** Goal 1 **
List each distinct number written in Arabic digits in the report on the Srebrenica commemoration, counting a repeated number once.
** Goal 2 **
Continue the report on the Srebrenica massacre commemoration after its final sentence.

** Excerpt provided **
11th ANNIVERSARY OF SREBRENICA MASSACRE COMMEMORATED
11th ANNIVERSARY OF THE MASSACRE
- DO NOT FORGET! -
- DO NOT FORGET! -
"Exactly half a century after the end of World War II we allowed genocide to take place under our eyes. We failed the victims of this genocide in life and we will fail them in death unless we ensure that the remains of each and every one of them are buried with dignity, and that the perpetrators - each and every one of them - are brought to justice," the international community's High Representative to Bosnia, German diplomat Christian Schwarz- Schilling said in his message to honour the Srebrenica victims.
SREBRENICA - More than 40,000 mourners gathered Tuesday in the eastern Bosnian village of Potocari, near the town of Srebrenica, for the burial of 505 victims - aged 15 to 78 - of the 1995 massacre.
Mourners gathered Tuesday in the eastern Bosnian village of Potocari, near the town of Srebrenica, for the burial of 505 victims of the 1995 massacre in that town.
During a commemoration titled 'Do Not Forget!' which marked the 11th anniversary of the massacre, 505 caskets wrapped in green were laid in fresh graves next to nearly 2,000 victims of the Srebrenica massacre buried in the Potocari Memorial Centre during the last three years.

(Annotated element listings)

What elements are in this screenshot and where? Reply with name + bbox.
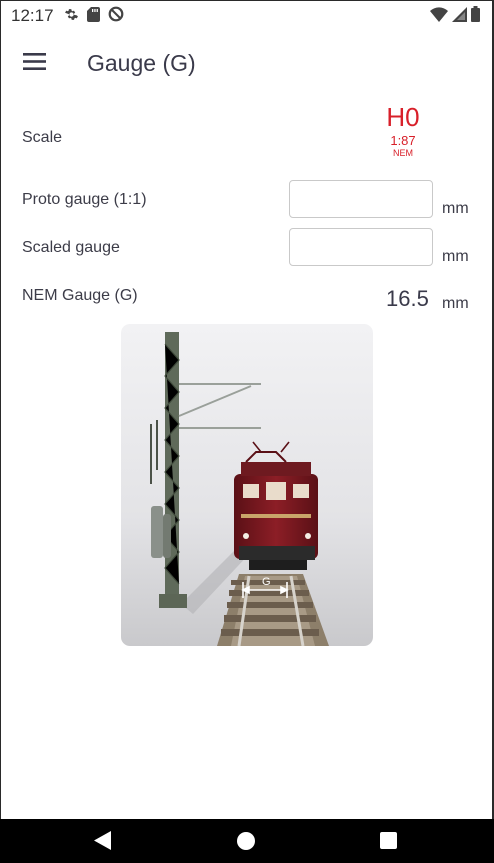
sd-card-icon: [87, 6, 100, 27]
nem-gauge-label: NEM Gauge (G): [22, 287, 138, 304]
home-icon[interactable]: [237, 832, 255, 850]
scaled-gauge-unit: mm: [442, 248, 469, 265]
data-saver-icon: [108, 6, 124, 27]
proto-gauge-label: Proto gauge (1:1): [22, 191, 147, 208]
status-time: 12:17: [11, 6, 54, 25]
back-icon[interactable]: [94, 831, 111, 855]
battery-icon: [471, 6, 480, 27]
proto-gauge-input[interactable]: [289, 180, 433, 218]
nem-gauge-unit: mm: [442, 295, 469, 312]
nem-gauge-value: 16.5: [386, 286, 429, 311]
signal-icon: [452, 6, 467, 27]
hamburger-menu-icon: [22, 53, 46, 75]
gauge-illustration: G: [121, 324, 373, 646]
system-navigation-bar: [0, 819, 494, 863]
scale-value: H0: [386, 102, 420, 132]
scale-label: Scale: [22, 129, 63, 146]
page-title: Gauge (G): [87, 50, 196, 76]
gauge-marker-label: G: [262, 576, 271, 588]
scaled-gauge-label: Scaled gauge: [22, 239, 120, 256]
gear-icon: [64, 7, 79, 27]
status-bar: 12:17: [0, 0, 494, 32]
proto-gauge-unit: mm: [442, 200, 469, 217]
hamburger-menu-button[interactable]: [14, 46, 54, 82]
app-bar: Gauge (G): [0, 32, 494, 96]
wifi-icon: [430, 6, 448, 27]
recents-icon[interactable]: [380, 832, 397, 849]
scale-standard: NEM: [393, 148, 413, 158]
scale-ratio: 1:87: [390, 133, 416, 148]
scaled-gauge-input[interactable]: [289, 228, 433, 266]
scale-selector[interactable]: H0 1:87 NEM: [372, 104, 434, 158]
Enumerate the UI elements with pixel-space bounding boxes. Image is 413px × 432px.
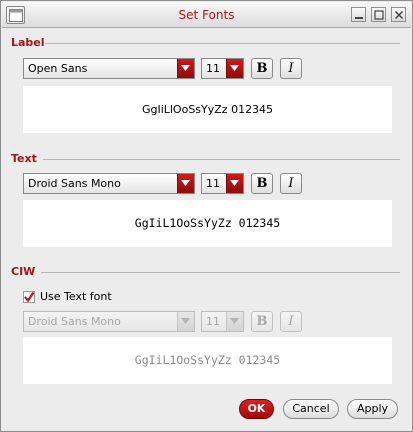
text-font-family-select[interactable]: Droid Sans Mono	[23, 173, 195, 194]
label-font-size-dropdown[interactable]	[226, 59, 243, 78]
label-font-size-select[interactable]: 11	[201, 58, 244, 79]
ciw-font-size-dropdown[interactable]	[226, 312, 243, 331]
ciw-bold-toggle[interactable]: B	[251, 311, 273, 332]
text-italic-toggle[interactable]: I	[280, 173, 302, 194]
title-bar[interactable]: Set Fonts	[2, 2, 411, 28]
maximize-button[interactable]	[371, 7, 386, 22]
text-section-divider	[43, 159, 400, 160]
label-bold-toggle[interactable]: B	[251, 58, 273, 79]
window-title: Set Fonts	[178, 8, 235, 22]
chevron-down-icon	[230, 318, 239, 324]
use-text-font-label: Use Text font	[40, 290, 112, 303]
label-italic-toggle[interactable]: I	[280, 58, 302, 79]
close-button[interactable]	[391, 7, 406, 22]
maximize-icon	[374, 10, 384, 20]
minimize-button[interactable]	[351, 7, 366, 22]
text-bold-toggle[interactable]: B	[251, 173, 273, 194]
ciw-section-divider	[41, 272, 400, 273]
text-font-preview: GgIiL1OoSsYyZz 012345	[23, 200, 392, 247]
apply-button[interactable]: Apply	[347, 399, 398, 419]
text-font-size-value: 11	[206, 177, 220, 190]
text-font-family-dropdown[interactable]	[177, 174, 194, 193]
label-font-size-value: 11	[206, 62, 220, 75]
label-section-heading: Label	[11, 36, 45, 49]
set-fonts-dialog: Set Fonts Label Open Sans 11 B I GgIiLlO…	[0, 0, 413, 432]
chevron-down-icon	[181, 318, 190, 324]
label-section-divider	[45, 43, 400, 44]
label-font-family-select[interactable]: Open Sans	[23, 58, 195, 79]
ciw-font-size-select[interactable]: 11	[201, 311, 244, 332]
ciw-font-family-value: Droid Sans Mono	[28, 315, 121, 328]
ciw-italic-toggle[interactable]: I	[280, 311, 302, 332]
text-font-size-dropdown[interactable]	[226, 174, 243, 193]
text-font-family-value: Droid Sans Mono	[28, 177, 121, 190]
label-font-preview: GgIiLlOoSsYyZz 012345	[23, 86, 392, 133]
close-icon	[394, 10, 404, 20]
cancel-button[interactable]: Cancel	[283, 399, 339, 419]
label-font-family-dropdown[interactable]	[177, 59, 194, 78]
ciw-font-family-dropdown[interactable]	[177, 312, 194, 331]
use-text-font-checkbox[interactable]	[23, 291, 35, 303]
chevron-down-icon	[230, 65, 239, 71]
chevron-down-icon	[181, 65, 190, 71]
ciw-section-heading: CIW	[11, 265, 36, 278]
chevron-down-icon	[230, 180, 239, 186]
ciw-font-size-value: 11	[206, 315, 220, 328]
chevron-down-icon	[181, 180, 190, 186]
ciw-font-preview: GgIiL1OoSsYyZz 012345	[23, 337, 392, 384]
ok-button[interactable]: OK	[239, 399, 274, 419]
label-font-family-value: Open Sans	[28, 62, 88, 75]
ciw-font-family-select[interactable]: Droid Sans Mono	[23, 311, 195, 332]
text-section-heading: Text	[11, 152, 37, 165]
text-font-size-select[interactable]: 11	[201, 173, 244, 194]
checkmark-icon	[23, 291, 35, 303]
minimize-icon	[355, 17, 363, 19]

...

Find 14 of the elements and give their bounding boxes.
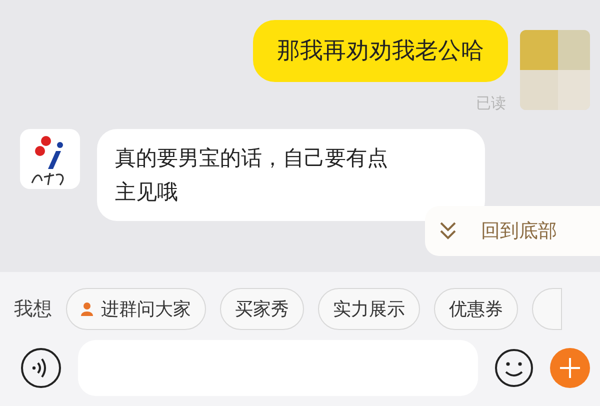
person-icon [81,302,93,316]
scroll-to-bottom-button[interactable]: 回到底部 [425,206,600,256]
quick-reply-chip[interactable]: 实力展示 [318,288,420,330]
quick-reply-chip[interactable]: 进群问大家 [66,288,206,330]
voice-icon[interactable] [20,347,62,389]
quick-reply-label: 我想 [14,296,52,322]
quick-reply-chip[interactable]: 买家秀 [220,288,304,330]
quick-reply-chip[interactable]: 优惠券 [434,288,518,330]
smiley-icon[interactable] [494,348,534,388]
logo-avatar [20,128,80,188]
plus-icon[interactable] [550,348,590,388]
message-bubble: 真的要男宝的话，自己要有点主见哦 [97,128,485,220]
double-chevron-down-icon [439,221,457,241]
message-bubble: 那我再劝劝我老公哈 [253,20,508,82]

...

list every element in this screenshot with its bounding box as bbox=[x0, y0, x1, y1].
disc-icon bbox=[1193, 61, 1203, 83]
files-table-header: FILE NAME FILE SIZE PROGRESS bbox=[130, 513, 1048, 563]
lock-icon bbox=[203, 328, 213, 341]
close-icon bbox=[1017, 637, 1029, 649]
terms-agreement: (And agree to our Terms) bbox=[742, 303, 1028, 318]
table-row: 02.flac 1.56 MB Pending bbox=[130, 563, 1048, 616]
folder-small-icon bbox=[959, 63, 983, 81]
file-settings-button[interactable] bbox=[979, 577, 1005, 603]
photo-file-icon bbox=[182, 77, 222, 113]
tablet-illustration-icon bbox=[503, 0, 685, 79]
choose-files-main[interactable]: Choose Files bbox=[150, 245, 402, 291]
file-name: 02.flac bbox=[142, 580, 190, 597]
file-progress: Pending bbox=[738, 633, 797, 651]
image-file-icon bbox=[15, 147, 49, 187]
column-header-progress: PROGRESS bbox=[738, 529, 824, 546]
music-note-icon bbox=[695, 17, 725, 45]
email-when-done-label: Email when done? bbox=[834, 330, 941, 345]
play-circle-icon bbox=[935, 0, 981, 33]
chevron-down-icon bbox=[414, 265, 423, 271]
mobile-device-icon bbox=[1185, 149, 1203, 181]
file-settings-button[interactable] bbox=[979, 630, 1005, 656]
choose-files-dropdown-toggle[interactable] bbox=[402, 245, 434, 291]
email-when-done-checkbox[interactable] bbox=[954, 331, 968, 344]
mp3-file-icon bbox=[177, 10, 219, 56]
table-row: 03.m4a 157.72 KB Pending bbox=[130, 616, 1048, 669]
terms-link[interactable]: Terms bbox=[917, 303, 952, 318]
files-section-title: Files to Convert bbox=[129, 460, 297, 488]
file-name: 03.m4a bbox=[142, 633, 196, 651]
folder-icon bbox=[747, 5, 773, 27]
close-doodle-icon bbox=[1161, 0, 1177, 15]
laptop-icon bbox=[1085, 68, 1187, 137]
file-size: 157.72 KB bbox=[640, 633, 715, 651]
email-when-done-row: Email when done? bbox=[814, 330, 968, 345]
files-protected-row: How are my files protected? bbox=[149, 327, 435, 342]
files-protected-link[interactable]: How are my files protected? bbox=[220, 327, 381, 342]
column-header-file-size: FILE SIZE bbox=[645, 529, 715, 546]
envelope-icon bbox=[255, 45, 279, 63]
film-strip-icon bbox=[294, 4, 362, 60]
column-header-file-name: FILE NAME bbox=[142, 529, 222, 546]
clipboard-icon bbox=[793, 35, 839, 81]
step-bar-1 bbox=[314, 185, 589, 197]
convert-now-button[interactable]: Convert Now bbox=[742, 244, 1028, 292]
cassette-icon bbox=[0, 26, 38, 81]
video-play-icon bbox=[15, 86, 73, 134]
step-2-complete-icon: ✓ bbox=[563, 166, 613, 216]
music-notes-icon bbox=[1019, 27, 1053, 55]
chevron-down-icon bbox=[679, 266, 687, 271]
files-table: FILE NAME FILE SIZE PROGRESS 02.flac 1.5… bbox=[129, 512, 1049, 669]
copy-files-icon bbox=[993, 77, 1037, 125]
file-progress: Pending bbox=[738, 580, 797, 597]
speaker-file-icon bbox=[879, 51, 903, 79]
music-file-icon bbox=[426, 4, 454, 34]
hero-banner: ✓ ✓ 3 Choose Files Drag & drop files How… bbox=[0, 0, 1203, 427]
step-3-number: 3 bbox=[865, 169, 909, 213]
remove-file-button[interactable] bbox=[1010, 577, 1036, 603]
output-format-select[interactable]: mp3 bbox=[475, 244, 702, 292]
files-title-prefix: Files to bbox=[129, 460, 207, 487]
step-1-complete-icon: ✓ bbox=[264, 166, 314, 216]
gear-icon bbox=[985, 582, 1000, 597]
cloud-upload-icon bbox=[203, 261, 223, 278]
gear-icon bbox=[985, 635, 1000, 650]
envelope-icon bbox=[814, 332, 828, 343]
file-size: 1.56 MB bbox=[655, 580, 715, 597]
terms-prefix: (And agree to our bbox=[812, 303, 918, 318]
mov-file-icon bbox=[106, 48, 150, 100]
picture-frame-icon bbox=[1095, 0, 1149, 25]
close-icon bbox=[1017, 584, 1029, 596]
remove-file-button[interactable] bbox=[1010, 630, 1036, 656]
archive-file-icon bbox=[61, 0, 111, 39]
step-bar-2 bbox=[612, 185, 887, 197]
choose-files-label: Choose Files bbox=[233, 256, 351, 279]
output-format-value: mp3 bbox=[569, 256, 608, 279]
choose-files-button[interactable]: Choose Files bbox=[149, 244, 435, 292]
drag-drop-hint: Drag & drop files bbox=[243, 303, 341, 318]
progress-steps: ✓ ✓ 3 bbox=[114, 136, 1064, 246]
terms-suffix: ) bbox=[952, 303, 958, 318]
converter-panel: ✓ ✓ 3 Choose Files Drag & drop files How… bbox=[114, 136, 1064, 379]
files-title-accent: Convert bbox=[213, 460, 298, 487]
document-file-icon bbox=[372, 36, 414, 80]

** Written reply 1 **
11th, 40,000, 505, 15, 78, 1995, 2,000

** Written reply 2 **
Bosnian Serb troops massacred over 8,100 Bosniak men after capturing the former eastern Bosniak enclave of Srebrenica on 11 July 1995, during the 1992-1995 war in Bosnia-Herzegovina. There are still more than 3,500 body bags filled with human bones awaiting identification.
Meanwhile, new Srebrenica victims were being unearthed at one of the largest mass graves discovered last month in the village of Kamenica, some 30 kilometers from Srebrenica. Among them - body remains of children; the youngest victim was a 10 year old girl.
Less than one third of the missing Srebrenica men and underage boys have been exhumed and identified from 64 mass graves in eastern Bosnia.
'I finally found him and now I am losing him again,' an old woman cried while embracing the casket containing the bones of her son.
A younger woman caressed a casket as relatives stood next to her.
'This is our father we are burying today. He was an invalid and he could not escape,' Refik Karamehic and his sister Suada said, adding their mother was also executed by a firing squad in Srebrenica.
More than 40,000 people, including female survivors of the massacre, prayed amid tears in and around the Potocari Memorial Centre.
The men, following Islamic tradition, passed the caskets from hand to hand to their final destination.
'The time is counted in a different way in Potocari, New York and The Hague since 11 July 1995. Since then, nothing is the same,' Bosnian Muslim religious leader Reisu-l-ulema Mustafa Ceric said after the prayer.
The case of Srebrenica, he said, showed how 'the big ones became little, how the powerful ones became shameful and the powerless became stronger in belief that the justice is reachable and that no- one can escape it.'
Ceric's message was seen as a criticism of the United Nations which failed to protect the civilian population in Srebrenica, which was under UN protection as a safe haven when the massacre occurred in 1995.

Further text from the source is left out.